**Required work**.
Print every entry exactly as written.
=-=-=
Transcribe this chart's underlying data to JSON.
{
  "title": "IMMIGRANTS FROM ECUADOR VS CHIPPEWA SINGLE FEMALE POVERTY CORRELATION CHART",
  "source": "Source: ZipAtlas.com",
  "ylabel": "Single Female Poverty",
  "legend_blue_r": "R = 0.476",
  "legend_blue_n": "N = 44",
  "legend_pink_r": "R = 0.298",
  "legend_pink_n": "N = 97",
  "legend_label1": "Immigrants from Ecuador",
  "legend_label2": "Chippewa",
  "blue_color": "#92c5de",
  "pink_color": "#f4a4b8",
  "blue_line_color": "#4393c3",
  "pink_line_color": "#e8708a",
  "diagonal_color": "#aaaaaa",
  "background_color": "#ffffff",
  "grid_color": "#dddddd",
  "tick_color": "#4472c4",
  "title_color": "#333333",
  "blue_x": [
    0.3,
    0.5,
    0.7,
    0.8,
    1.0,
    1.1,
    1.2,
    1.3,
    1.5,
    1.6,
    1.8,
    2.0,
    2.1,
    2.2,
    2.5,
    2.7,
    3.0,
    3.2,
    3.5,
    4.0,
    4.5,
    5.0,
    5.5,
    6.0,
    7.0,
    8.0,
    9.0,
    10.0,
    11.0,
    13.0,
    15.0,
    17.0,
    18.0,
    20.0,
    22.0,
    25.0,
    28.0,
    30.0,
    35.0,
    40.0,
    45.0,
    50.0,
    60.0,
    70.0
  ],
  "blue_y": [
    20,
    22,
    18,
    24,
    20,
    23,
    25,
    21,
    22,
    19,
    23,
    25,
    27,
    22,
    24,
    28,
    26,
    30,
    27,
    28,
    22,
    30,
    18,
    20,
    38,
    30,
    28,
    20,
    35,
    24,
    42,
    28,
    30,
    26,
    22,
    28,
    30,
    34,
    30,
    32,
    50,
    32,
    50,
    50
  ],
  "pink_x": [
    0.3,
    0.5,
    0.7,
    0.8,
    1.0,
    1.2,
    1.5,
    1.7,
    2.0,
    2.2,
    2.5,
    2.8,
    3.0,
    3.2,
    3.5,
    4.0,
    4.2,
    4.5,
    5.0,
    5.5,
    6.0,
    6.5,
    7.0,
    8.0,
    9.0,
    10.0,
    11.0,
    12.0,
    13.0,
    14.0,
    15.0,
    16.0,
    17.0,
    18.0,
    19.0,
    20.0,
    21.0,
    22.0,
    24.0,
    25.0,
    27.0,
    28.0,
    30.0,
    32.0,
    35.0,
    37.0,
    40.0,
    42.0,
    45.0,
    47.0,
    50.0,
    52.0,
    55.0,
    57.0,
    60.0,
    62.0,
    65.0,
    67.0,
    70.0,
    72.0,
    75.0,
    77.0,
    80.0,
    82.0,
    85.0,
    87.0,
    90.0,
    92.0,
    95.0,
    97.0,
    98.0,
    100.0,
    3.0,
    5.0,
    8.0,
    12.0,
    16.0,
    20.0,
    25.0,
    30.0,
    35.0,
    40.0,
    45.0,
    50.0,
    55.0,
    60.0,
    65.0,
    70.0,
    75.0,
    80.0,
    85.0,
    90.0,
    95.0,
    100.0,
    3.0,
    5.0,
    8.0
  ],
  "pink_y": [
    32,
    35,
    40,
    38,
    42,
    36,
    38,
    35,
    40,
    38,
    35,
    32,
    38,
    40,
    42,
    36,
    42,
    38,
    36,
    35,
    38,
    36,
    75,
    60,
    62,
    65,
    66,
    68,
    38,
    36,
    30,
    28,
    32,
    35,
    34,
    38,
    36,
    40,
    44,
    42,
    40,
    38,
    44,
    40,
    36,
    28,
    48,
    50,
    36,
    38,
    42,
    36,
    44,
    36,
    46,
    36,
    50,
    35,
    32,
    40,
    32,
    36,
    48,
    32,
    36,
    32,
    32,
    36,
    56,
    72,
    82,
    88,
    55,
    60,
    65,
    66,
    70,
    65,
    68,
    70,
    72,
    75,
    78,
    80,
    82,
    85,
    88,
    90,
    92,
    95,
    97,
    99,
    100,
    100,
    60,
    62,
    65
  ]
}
=-=-=
**Correct output**.
Transcribe this chart's underlying data to JSON.
{
  "title": "IMMIGRANTS FROM ECUADOR VS CHIPPEWA SINGLE FEMALE POVERTY CORRELATION CHART",
  "source": "Source: ZipAtlas.com",
  "ylabel": "Single Female Poverty",
  "legend_blue_r": "R = 0.476",
  "legend_blue_n": "N = 44",
  "legend_pink_r": "R = 0.298",
  "legend_pink_n": "N = 97",
  "legend_label1": "Immigrants from Ecuador",
  "legend_label2": "Chippewa",
  "blue_color": "#92c5de",
  "pink_color": "#f4a4b8",
  "blue_line_color": "#4393c3",
  "pink_line_color": "#e8708a",
  "diagonal_color": "#aaaaaa",
  "background_color": "#ffffff",
  "grid_color": "#dddddd",
  "tick_color": "#4472c4",
  "title_color": "#333333",
  "blue_x": [
    0.3,
    0.5,
    0.7,
    0.8,
    1.0,
    1.1,
    1.2,
    1.3,
    1.5,
    1.6,
    1.8,
    2.0,
    2.1,
    2.2,
    2.5,
    2.7,
    3.0,
    3.2,
    3.5,
    4.0,
    4.5,
    5.0,
    5.5,
    6.0,
    7.0,
    8.0,
    9.0,
    10.0,
    11.0,
    13.0,
    15.0,
    17.0,
    18.0,
    20.0,
    22.0,
    25.0,
    28.0,
    30.0,
    35.0,
    40.0,
    45.0,
    50.0,
    60.0,
    70.0
  ],
  "blue_y": [
    20,
    22,
    18,
    24,
    20,
    23,
    25,
    21,
    22,
    19,
    23,
    25,
    27,
    22,
    24,
    28,
    26,
    30,
    27,
    28,
    22,
    30,
    18,
    20,
    38,
    30,
    28,
    20,
    35,
    24,
    42,
    28,
    30,
    26,
    22,
    28,
    30,
    34,
    30,
    32,
    50,
    32,
    50,
    50
  ],
  "pink_x": [
    0.3,
    0.5,
    0.7,
    0.8,
    1.0,
    1.2,
    1.5,
    1.7,
    2.0,
    2.2,
    2.5,
    2.8,
    3.0,
    3.2,
    3.5,
    4.0,
    4.2,
    4.5,
    5.0,
    5.5,
    6.0,
    6.5,
    7.0,
    8.0,
    9.0,
    10.0,
    11.0,
    12.0,
    13.0,
    14.0,
    15.0,
    16.0,
    17.0,
    18.0,
    19.0,
    20.0,
    21.0,
    22.0,
    24.0,
    25.0,
    27.0,
    28.0,
    30.0,
    32.0,
    35.0,
    37.0,
    40.0,
    42.0,
    45.0,
    47.0,
    50.0,
    52.0,
    55.0,
    57.0,
    60.0,
    62.0,
    65.0,
    67.0,
    70.0,
    72.0,
    75.0,
    77.0,
    80.0,
    82.0,
    85.0,
    87.0,
    90.0,
    92.0,
    95.0,
    97.0,
    98.0,
    100.0,
    3.0,
    5.0,
    8.0,
    12.0,
    16.0,
    20.0,
    25.0,
    30.0,
    35.0,
    40.0,
    45.0,
    50.0,
    55.0,
    60.0,
    65.0,
    70.0,
    75.0,
    80.0,
    85.0,
    90.0,
    95.0,
    100.0,
    3.0,
    5.0,
    8.0
  ],
  "pink_y": [
    32,
    35,
    40,
    38,
    42,
    36,
    38,
    35,
    40,
    38,
    35,
    32,
    38,
    40,
    42,
    36,
    42,
    38,
    36,
    35,
    38,
    36,
    75,
    60,
    62,
    65,
    66,
    68,
    38,
    36,
    30,
    28,
    32,
    35,
    34,
    38,
    36,
    40,
    44,
    42,
    40,
    38,
    44,
    40,
    36,
    28,
    48,
    50,
    36,
    38,
    42,
    36,
    44,
    36,
    46,
    36,
    50,
    35,
    32,
    40,
    32,
    36,
    48,
    32,
    36,
    32,
    32,
    36,
    56,
    72,
    82,
    88,
    55,
    60,
    65,
    66,
    70,
    65,
    68,
    70,
    72,
    75,
    78,
    80,
    82,
    85,
    88,
    90,
    92,
    95,
    97,
    99,
    100,
    100,
    60,
    62,
    65
  ]
}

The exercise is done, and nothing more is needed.